▶ **What you need to do**
Spot each line that carries the word "this"; copy those lines.
---
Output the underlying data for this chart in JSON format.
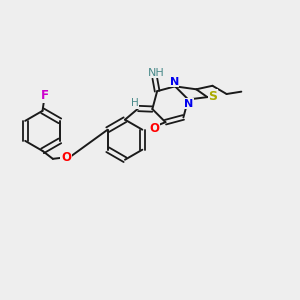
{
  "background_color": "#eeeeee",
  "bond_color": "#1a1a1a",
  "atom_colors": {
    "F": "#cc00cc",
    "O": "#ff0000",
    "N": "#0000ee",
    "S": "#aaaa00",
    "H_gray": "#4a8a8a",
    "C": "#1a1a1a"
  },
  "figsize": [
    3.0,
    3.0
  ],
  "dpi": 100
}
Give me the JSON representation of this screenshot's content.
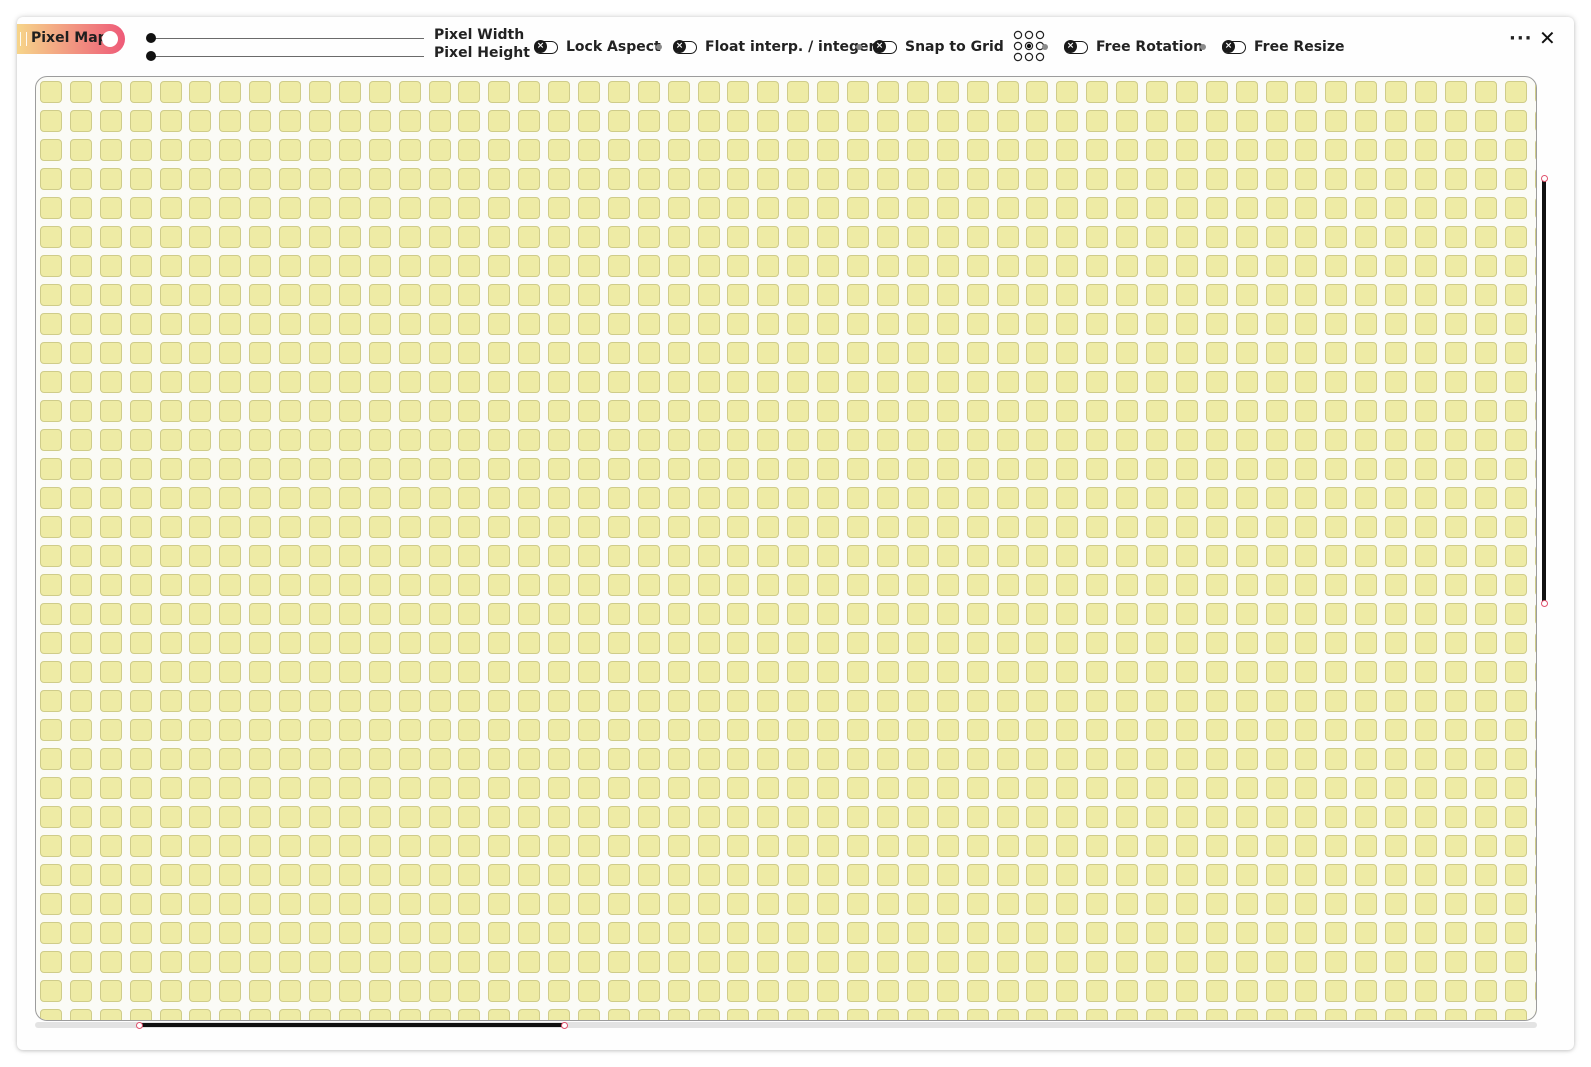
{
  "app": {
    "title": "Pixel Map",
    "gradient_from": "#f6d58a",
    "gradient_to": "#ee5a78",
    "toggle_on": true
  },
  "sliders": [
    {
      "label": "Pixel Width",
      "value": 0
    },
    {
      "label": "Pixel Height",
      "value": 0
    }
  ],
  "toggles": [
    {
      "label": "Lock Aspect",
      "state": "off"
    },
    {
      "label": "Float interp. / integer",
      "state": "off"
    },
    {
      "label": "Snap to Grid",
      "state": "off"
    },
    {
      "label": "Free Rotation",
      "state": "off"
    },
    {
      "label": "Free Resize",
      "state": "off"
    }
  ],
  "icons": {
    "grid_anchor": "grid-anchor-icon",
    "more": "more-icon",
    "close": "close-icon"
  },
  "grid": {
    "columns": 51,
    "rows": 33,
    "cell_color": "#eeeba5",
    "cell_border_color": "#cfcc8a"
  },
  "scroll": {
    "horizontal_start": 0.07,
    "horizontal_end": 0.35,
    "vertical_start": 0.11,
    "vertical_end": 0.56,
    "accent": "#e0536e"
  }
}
---
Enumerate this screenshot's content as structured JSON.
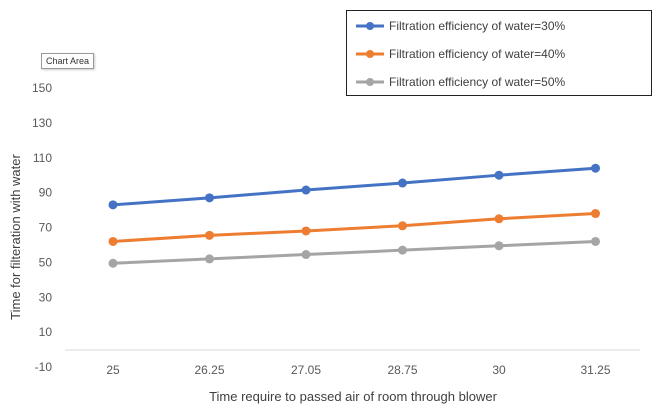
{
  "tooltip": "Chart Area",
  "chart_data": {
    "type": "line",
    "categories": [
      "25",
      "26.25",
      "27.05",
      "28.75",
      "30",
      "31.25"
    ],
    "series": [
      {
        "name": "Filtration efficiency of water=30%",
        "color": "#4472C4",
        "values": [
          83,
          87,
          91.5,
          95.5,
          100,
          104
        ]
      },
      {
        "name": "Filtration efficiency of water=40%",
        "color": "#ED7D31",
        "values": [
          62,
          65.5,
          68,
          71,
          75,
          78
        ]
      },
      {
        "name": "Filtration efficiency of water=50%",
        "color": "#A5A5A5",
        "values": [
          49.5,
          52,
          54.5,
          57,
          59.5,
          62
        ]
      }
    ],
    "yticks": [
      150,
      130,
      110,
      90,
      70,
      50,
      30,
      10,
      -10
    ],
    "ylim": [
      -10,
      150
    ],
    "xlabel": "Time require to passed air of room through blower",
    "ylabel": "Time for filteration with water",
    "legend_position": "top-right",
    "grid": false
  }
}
---
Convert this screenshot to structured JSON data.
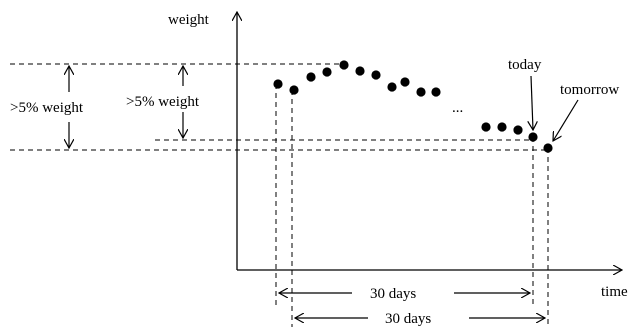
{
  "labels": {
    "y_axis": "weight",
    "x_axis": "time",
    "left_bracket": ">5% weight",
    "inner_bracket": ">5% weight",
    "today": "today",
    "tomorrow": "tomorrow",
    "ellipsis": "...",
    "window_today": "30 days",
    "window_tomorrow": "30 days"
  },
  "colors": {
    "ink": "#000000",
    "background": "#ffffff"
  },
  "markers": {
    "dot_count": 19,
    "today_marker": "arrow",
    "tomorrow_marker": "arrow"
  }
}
---
▶ **Solved problem**
Output the underlying data for this chart in JSON format.
Give me the JSON representation of this screenshot's content.
Enumerate this screenshot's content as structured JSON.
Convert this screenshot to structured JSON data.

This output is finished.